··· Supplied material

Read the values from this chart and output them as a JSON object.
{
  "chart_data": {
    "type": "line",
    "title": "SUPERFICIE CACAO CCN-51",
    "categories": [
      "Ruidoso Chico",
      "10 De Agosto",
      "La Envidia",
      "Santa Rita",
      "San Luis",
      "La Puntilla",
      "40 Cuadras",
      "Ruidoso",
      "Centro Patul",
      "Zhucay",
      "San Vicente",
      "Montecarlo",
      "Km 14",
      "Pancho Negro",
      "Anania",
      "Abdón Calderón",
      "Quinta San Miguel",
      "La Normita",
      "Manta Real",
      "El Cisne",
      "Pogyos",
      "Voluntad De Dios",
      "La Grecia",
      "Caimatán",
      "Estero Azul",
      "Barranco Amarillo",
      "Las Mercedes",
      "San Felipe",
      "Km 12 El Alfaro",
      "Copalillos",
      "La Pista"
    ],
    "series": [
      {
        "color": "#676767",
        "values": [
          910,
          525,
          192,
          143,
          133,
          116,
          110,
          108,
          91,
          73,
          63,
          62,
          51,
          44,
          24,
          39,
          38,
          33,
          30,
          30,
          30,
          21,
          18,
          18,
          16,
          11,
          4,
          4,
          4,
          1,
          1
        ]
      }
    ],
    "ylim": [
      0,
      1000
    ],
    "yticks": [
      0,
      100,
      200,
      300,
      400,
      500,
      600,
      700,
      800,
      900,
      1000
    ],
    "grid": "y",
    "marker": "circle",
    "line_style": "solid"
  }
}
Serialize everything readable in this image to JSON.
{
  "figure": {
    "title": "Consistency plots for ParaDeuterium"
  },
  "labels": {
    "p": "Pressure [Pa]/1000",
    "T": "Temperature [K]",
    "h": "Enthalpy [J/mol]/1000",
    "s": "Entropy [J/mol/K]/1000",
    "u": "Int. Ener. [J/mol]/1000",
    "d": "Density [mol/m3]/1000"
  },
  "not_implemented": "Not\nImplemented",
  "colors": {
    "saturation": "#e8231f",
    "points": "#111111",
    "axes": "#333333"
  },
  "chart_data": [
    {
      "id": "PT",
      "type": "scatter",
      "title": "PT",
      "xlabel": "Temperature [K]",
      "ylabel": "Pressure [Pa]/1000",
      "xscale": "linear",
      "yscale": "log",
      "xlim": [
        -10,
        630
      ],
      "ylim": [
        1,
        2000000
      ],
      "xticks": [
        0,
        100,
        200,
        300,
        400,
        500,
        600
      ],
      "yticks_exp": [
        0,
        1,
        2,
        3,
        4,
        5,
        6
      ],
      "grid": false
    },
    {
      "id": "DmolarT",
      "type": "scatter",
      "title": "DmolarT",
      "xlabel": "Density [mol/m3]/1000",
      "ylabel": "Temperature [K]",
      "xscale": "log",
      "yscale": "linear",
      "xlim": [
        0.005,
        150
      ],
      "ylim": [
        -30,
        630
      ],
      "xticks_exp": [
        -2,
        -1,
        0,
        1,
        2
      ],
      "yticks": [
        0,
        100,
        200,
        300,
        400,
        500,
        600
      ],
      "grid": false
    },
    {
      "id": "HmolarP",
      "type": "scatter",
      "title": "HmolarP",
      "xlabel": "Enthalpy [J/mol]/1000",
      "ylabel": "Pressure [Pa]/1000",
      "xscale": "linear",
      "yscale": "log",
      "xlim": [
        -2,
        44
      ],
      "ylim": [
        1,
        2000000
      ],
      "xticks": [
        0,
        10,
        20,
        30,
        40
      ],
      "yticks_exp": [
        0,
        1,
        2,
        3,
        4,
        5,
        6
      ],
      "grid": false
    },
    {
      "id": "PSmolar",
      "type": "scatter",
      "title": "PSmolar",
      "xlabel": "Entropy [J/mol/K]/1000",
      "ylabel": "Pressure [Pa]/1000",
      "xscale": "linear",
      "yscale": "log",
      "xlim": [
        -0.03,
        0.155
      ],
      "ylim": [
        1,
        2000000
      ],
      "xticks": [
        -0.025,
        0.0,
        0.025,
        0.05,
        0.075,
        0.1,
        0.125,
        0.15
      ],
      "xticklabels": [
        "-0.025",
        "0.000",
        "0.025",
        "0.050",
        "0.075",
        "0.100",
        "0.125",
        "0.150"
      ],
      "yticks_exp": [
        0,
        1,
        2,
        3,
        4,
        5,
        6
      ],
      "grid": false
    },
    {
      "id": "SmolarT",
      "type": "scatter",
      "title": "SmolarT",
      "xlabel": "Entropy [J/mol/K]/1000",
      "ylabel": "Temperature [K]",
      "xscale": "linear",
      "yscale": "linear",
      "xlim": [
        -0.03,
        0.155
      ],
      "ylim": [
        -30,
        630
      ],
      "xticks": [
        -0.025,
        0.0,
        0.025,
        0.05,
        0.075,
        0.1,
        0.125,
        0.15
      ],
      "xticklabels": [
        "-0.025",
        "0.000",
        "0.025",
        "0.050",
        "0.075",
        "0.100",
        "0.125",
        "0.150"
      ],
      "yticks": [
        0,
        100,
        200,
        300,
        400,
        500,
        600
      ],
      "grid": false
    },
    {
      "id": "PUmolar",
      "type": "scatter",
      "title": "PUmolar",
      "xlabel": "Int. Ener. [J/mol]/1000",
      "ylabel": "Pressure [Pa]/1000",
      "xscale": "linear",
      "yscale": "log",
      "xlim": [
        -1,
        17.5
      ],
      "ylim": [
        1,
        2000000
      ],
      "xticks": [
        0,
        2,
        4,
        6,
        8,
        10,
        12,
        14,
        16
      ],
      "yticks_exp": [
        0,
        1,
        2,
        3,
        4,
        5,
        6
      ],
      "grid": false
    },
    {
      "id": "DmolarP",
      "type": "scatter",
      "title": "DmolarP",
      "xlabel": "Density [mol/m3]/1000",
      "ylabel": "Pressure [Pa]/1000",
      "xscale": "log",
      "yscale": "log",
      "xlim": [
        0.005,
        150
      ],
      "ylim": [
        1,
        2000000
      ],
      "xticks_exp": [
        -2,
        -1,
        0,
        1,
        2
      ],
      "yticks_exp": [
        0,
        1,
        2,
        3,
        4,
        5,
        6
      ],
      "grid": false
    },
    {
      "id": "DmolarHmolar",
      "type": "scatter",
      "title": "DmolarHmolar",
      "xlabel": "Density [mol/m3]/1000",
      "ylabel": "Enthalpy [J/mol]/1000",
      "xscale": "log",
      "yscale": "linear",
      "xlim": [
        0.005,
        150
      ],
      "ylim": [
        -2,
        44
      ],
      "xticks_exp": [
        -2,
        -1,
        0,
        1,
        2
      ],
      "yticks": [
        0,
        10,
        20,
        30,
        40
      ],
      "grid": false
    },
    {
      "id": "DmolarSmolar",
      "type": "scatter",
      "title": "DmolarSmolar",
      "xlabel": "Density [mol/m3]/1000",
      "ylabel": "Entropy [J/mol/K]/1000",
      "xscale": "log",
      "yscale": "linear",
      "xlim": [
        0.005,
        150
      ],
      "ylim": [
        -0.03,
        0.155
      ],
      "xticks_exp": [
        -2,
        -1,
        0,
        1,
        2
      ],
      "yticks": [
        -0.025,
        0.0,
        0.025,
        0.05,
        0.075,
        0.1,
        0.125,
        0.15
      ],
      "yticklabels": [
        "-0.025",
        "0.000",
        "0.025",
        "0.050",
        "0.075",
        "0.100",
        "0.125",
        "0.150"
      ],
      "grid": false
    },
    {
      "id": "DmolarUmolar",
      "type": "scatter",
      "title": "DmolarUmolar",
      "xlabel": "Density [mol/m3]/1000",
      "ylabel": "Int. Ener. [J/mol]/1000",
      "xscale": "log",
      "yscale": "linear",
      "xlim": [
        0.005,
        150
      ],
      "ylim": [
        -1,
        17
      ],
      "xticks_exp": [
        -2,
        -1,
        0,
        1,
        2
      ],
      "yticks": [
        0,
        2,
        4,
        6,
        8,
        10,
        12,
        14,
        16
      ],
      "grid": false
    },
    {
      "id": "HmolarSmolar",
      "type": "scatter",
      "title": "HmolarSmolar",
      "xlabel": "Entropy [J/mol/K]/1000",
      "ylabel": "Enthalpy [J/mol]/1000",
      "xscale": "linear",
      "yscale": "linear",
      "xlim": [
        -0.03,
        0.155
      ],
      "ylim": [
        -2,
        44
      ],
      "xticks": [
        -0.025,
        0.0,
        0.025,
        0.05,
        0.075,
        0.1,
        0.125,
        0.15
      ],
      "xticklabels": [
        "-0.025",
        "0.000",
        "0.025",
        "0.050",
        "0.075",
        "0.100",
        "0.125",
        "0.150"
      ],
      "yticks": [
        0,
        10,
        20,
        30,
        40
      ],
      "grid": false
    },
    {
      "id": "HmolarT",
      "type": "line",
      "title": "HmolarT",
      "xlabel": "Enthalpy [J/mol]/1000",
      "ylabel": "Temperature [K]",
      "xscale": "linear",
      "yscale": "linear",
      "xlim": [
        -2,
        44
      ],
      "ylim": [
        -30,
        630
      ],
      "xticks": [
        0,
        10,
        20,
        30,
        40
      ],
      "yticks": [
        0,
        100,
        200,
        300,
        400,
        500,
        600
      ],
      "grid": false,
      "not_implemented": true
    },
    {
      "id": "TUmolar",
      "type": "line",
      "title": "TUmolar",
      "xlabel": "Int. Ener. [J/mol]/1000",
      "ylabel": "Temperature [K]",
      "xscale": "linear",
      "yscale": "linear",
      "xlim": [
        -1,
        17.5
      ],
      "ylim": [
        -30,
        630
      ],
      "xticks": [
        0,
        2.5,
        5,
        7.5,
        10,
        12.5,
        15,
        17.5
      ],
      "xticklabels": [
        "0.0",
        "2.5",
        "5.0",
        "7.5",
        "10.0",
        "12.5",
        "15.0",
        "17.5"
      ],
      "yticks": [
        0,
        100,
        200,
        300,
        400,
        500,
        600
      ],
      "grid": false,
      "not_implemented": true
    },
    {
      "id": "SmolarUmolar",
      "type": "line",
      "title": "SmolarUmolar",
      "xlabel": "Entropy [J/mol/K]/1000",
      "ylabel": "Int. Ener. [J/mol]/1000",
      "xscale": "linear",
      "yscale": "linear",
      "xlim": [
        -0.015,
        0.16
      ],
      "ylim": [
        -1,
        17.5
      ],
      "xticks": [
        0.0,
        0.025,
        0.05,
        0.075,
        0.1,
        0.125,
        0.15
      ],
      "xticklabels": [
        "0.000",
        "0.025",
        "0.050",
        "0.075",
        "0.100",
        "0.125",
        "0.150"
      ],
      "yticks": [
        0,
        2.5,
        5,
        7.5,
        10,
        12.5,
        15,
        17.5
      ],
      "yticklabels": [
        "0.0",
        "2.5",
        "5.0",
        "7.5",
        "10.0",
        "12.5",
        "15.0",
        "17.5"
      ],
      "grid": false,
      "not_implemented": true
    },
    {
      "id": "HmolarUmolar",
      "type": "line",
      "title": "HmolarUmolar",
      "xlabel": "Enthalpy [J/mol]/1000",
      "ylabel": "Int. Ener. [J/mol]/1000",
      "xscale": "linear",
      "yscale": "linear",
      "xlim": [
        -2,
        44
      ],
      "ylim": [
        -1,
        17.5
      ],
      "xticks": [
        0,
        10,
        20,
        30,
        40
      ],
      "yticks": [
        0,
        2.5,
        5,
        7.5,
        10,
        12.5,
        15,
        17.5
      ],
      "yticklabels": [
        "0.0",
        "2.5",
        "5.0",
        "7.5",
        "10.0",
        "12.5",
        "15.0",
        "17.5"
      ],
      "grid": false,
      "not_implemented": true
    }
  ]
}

······

> [Given problem] Count how many lines in the data above hold the string "this", and give the number with no other words.

> [Full answer] 2